▶ **AIM**: Gather all lines with the word "tashkil" in them.

++++ SOURCE DATA

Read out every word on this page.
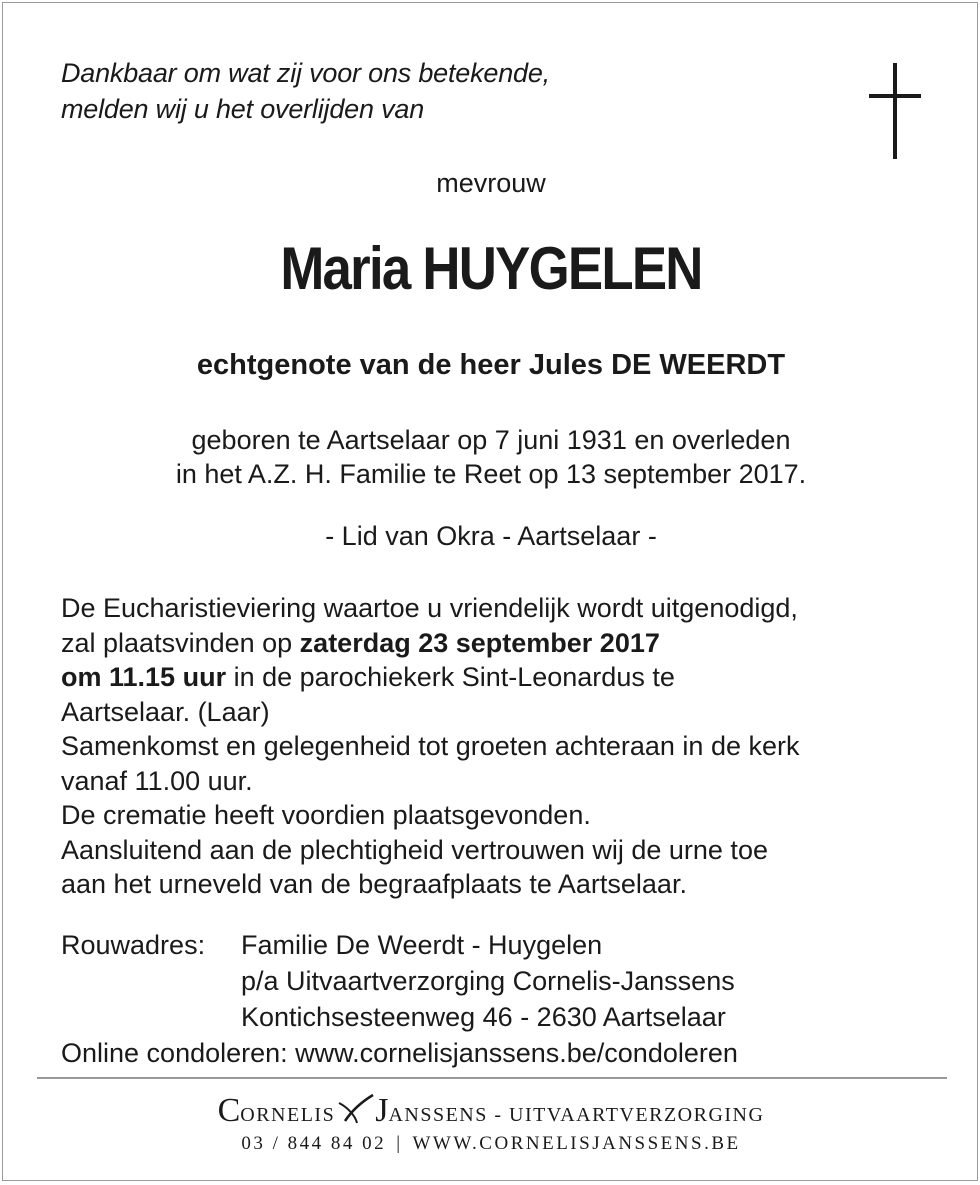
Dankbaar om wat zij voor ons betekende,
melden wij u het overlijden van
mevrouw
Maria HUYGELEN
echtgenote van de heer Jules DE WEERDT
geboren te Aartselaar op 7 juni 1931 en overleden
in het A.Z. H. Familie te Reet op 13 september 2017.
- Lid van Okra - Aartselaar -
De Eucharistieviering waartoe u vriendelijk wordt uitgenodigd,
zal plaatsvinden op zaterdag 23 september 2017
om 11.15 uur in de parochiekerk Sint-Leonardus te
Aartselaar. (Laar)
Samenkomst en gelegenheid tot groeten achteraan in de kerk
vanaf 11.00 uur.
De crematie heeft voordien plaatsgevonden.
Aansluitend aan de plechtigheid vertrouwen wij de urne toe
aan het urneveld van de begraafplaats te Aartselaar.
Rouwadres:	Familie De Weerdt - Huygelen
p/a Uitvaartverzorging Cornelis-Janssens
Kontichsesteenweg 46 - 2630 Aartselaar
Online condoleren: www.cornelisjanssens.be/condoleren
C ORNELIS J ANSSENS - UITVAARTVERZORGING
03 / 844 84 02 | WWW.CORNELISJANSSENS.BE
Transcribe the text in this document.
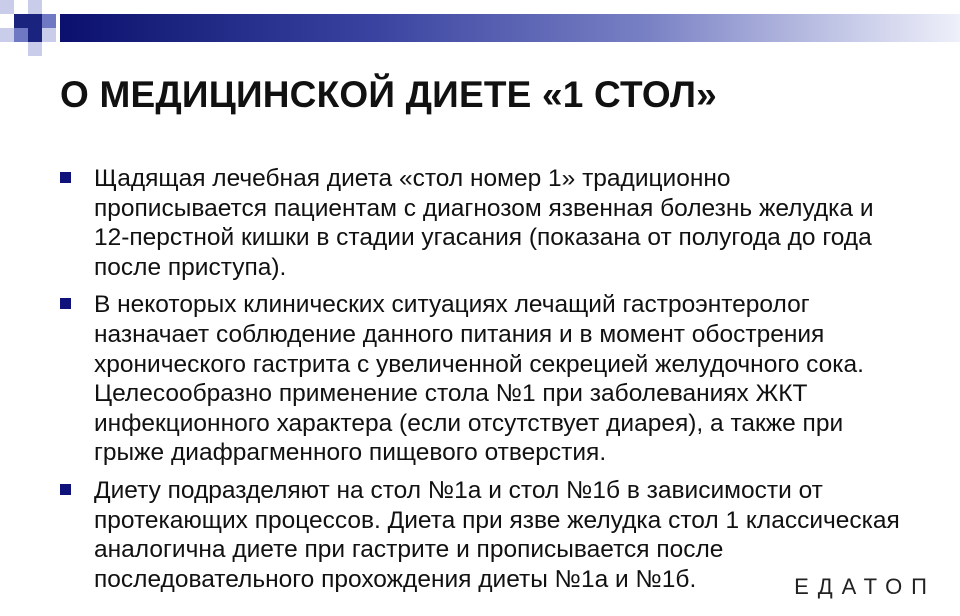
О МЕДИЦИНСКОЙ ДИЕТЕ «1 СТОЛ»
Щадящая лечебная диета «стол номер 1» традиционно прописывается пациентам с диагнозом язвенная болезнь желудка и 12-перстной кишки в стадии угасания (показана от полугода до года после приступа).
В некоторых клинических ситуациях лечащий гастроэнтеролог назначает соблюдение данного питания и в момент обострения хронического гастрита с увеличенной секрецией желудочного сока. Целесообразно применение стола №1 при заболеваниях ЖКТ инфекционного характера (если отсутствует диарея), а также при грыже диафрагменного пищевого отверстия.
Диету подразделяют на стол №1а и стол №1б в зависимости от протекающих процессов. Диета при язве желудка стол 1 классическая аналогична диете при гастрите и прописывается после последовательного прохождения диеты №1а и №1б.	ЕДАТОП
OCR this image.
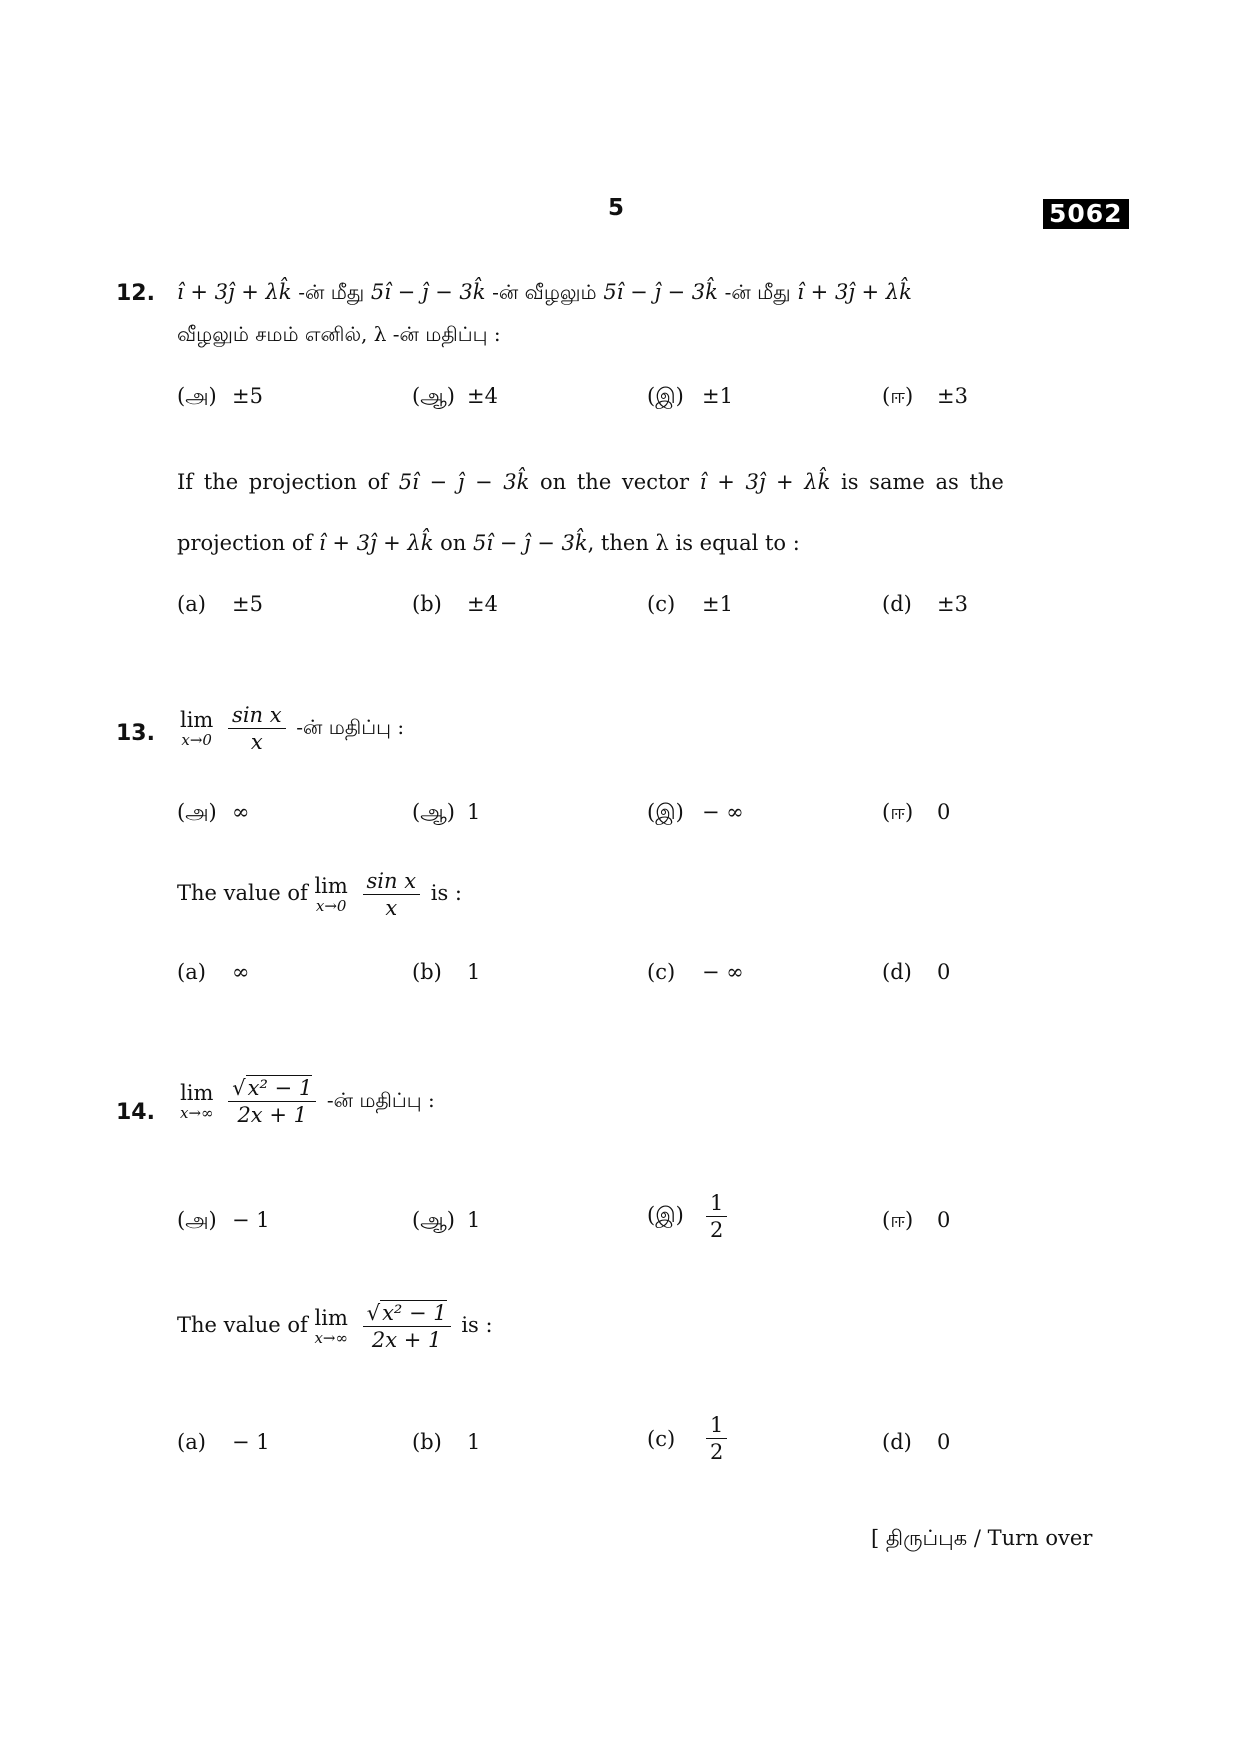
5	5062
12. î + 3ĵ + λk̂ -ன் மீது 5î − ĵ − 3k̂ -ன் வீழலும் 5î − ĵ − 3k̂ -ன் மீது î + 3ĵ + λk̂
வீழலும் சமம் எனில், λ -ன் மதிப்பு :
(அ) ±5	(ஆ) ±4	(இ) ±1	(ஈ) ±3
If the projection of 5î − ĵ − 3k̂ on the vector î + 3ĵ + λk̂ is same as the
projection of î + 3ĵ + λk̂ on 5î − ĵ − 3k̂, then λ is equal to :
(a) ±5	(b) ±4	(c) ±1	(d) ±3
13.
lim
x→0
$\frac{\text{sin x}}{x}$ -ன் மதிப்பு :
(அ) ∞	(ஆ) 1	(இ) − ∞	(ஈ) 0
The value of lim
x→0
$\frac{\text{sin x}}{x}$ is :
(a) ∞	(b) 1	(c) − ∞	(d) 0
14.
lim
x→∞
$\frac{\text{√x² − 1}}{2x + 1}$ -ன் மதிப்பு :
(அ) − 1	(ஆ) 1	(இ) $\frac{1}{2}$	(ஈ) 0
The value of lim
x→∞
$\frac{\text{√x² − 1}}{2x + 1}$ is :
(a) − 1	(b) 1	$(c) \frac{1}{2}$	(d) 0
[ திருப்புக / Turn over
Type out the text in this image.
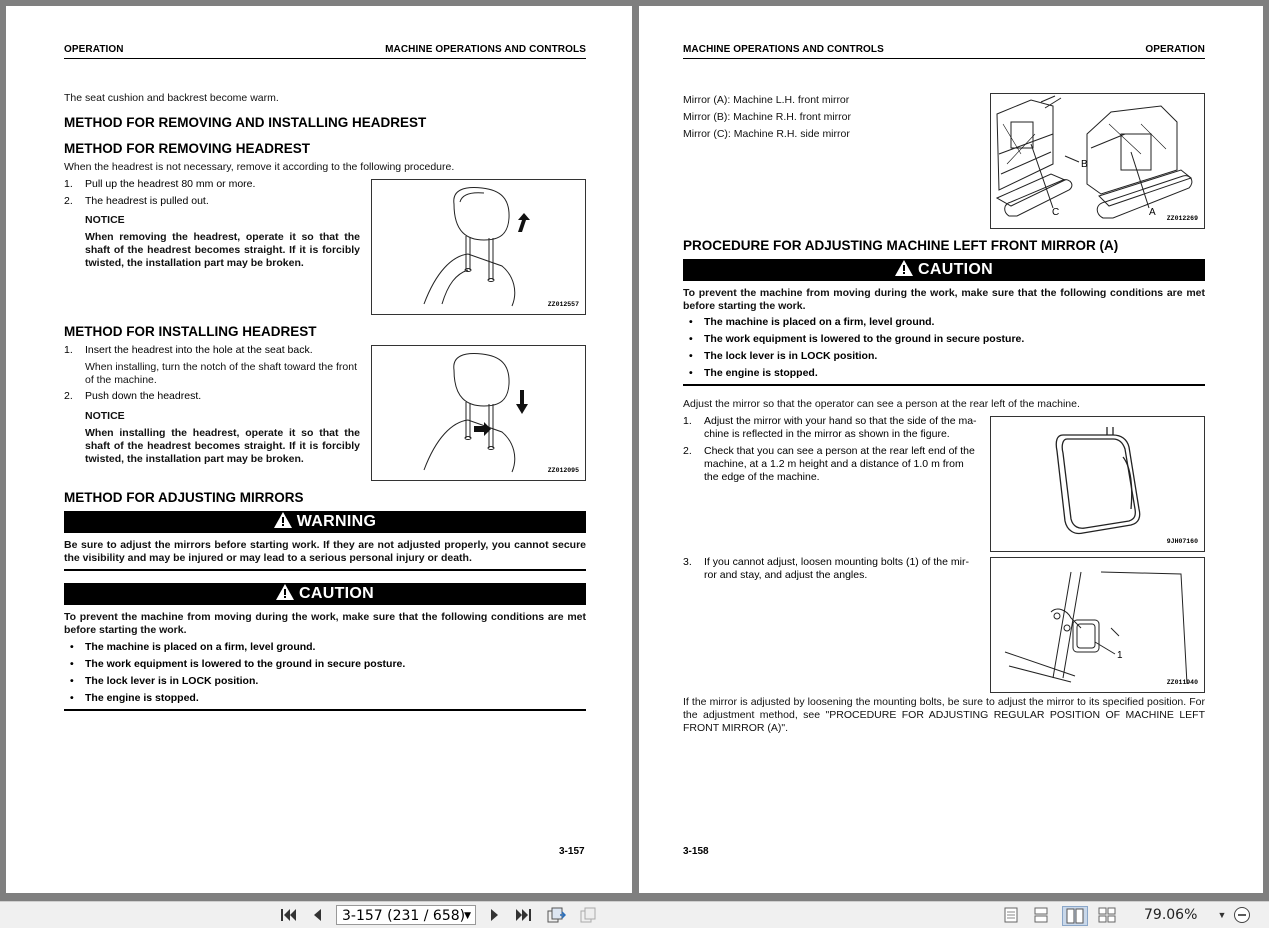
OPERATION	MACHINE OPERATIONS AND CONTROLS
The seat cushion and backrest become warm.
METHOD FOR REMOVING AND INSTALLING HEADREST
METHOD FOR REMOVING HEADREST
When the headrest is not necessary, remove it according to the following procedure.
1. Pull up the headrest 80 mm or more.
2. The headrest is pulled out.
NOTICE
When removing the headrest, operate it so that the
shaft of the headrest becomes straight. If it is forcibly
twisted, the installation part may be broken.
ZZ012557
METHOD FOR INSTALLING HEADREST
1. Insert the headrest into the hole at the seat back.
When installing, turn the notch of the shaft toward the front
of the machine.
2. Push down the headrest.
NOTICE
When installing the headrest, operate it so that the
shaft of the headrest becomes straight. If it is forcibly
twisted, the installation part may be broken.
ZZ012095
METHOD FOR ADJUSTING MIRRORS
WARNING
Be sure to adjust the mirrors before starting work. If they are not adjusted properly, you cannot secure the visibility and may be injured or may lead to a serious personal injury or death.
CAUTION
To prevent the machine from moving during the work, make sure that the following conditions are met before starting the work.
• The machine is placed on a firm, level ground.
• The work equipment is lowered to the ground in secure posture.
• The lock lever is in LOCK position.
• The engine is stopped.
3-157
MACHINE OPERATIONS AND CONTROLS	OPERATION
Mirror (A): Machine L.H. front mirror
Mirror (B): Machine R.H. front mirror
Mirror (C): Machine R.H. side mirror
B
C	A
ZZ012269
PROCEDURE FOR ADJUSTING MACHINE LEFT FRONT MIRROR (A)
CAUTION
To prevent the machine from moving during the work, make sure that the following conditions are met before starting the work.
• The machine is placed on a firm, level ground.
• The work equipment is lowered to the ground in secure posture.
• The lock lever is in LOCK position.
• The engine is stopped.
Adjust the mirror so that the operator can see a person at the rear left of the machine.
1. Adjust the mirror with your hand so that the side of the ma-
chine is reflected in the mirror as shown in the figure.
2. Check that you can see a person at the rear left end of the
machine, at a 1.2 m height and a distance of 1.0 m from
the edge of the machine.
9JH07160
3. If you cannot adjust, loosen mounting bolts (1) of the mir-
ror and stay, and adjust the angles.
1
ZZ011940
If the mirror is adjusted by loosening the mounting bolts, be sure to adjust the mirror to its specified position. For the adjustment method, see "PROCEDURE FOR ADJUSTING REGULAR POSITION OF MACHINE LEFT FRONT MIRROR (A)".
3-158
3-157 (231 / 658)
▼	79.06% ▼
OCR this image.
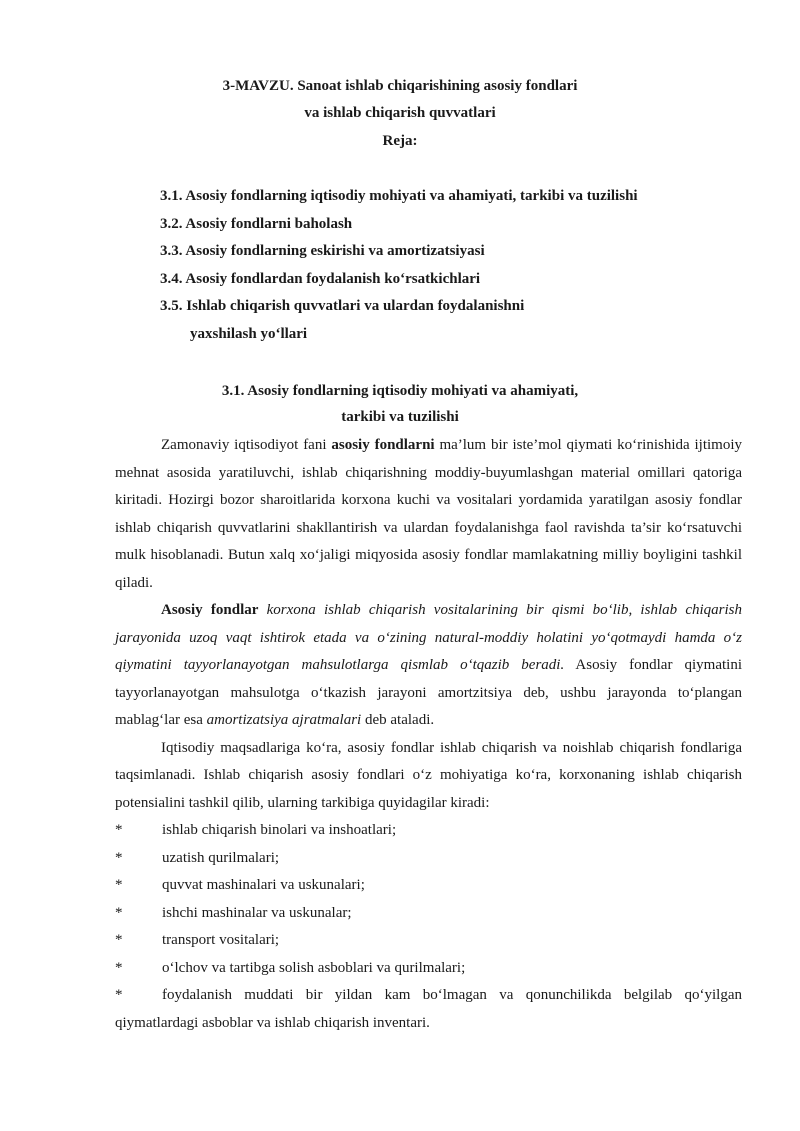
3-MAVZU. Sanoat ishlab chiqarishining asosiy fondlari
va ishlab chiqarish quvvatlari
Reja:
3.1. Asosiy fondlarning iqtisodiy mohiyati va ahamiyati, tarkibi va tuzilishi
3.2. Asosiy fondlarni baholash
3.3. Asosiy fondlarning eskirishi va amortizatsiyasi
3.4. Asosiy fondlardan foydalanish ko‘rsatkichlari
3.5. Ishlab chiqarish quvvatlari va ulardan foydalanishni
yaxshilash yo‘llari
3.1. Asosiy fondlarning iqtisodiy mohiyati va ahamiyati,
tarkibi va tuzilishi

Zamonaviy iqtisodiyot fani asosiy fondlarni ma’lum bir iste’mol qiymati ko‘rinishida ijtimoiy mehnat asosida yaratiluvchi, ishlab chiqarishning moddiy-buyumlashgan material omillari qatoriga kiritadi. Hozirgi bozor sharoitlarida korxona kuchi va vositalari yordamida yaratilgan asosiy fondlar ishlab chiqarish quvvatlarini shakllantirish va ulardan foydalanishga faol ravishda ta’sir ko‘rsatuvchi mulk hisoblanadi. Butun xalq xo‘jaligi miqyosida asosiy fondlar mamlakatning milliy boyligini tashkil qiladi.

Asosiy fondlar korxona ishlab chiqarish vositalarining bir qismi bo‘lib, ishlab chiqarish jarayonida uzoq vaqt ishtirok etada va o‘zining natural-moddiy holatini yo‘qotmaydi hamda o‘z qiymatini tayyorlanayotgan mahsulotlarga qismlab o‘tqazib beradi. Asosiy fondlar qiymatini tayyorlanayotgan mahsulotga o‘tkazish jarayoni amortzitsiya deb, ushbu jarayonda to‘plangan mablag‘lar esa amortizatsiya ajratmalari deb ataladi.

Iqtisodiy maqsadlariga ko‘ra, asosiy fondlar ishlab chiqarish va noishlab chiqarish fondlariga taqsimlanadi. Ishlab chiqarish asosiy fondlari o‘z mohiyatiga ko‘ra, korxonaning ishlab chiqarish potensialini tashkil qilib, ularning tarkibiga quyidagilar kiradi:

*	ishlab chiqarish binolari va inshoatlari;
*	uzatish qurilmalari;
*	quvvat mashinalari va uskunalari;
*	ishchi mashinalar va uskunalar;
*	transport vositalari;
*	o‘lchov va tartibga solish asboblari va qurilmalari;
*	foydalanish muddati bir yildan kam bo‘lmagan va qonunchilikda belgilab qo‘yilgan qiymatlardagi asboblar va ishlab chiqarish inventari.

++++++++

▶ **COMPLETE RESPONSE**:
Zamonaviy iqtisodiyot fani asosiy fondlarni ma’lum bir iste’mol qiymati ko‘rinishida ijtimoiy mehnat asosida yaratiluvchi, ishlab chiqarishning moddiy-buyumlashgan material omillari qatoriga kiritadi. Hozirgi bozor sharoitlarida korxona kuchi va vositalari yordamida yaratilgan asosiy fondlar ishlab chiqarish quvvatlarini shakllantirish va ulardan foydalanishga faol ravishda ta’sir ko‘rsatuvchi mulk hisoblanadi. Butun xalq xo‘jaligi miqyosida asosiy fondlar mamlakatning milliy boyligini tashkil qiladi.
Iqtisodiy maqsadlariga ko‘ra, asosiy fondlar ishlab chiqarish va noishlab chiqarish fondlariga taqsimlanadi. Ishlab chiqarish asosiy fondlari o‘z mohiyatiga ko‘ra, korxonaning ishlab chiqarish potensialini tashkil qilib, ularning tarkibiga quyidagilar kiradi:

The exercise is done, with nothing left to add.